• DIRECTION: Copy every line that contains the string "with" from the entries below.

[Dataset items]
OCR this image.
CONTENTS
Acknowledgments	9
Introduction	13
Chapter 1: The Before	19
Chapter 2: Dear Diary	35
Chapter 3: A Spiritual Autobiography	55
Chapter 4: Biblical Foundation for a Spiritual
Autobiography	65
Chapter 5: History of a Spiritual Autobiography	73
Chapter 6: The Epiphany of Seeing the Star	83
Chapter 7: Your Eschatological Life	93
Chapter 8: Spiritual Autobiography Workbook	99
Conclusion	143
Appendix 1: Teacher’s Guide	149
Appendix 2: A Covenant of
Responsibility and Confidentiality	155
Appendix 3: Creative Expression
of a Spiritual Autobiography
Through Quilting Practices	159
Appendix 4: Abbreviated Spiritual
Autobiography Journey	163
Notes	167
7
* * *
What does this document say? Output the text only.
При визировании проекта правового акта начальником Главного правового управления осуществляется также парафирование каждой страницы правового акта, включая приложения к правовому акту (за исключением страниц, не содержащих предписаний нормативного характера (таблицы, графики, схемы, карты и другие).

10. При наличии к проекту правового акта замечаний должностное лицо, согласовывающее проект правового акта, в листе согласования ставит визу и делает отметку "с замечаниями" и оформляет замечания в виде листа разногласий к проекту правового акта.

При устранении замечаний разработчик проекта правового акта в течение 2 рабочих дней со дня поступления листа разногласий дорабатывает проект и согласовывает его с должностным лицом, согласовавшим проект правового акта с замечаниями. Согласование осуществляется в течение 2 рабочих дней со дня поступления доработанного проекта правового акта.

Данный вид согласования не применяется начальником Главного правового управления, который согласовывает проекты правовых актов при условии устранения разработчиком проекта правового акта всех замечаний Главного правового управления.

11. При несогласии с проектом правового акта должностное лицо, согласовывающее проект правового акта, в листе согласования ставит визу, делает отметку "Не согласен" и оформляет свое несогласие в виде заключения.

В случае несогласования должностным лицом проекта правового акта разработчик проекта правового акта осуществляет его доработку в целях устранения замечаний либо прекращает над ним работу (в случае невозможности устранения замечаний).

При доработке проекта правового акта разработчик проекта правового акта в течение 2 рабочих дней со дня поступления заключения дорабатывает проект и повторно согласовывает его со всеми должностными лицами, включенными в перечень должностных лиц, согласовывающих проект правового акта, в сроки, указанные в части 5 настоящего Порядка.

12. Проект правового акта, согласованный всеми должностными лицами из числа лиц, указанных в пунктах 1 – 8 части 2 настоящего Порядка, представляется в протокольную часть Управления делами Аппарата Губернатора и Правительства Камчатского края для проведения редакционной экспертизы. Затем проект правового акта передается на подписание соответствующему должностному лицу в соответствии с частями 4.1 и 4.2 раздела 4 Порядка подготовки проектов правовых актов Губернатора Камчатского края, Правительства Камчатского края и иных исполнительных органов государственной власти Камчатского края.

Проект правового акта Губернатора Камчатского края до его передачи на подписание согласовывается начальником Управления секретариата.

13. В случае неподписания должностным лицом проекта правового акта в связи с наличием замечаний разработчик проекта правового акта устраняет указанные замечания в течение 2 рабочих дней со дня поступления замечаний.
* * *
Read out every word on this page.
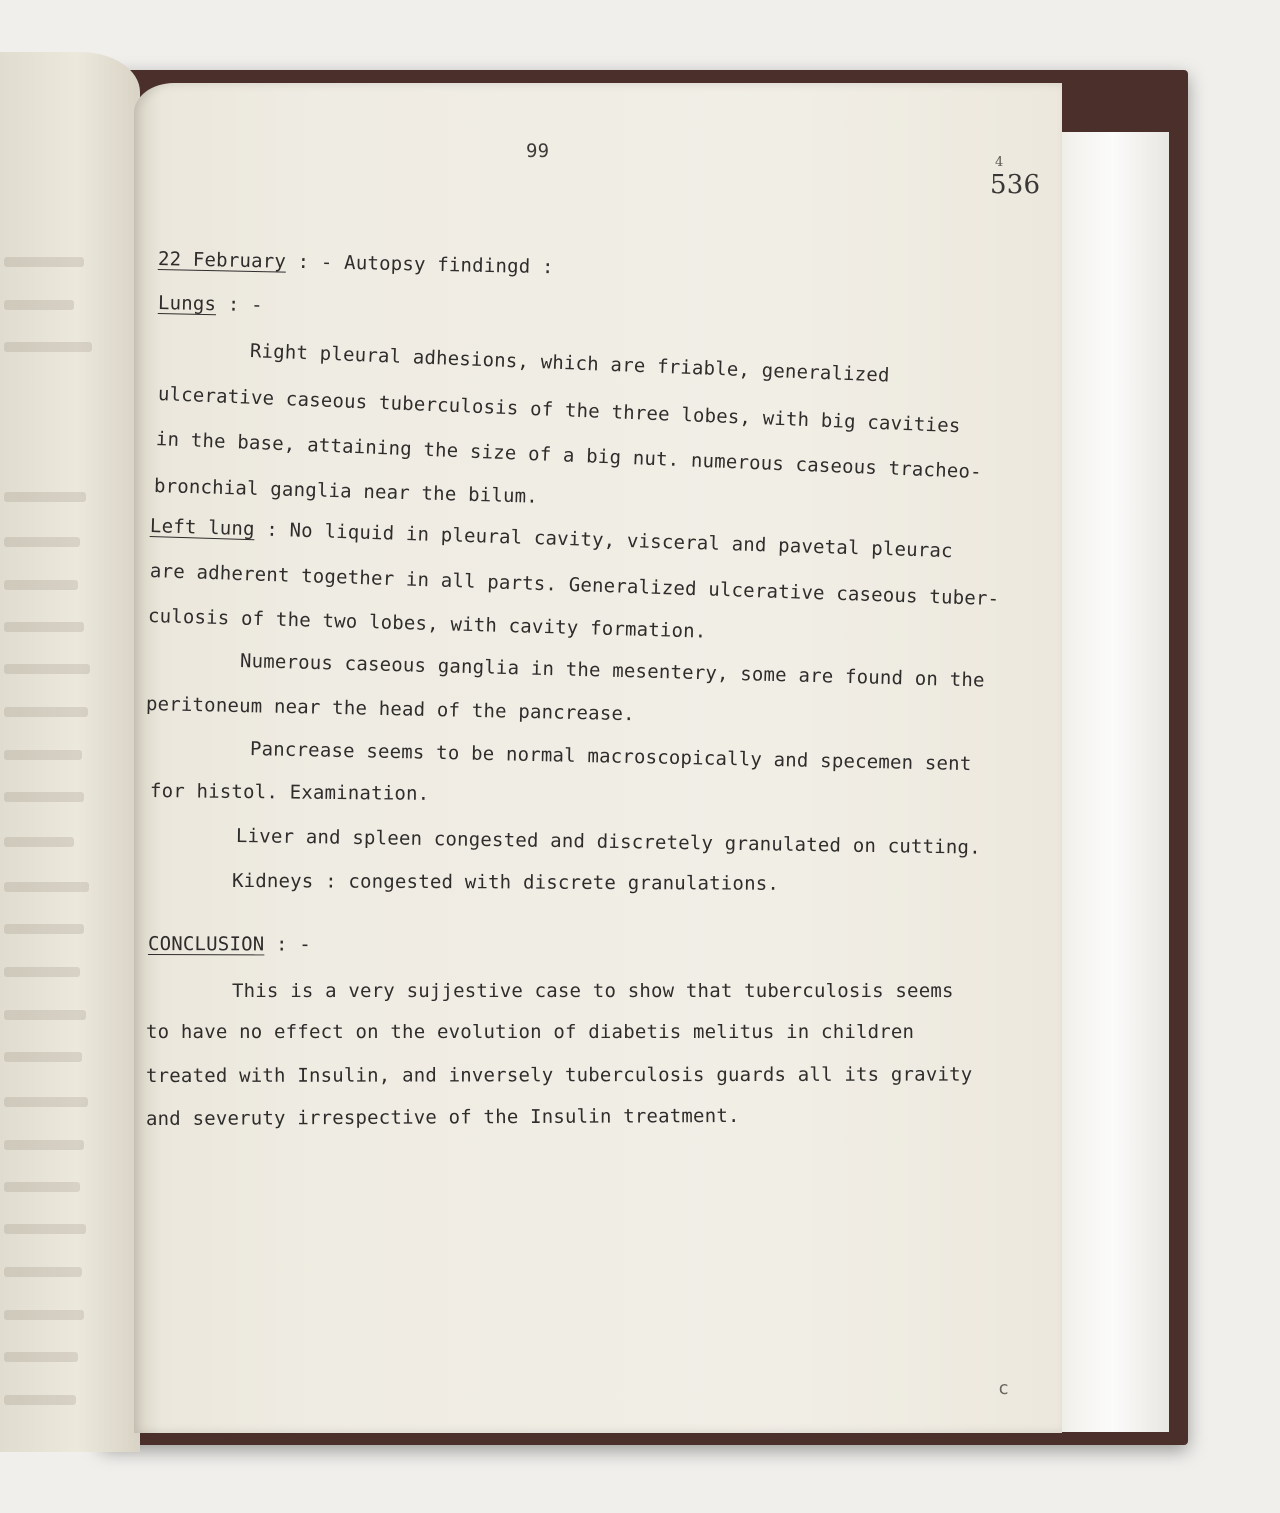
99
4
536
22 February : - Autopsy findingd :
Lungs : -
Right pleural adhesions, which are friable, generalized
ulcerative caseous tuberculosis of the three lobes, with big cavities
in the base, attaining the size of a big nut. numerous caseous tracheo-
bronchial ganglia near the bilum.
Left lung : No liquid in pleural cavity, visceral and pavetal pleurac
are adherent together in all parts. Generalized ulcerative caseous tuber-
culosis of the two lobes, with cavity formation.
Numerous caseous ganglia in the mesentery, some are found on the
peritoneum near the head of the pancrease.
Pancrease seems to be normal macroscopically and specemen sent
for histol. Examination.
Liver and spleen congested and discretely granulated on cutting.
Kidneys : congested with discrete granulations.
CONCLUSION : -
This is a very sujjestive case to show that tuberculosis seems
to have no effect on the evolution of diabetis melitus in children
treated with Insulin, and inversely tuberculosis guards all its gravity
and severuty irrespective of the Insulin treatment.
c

• ANSWER TO THE TASK:
ulcerative caseous tuberculosis of the three lobes, with big cavities
culosis of the two lobes, with cavity formation.
Kidneys : congested with discrete granulations.
treated with Insulin, and inversely tuberculosis guards all its gravity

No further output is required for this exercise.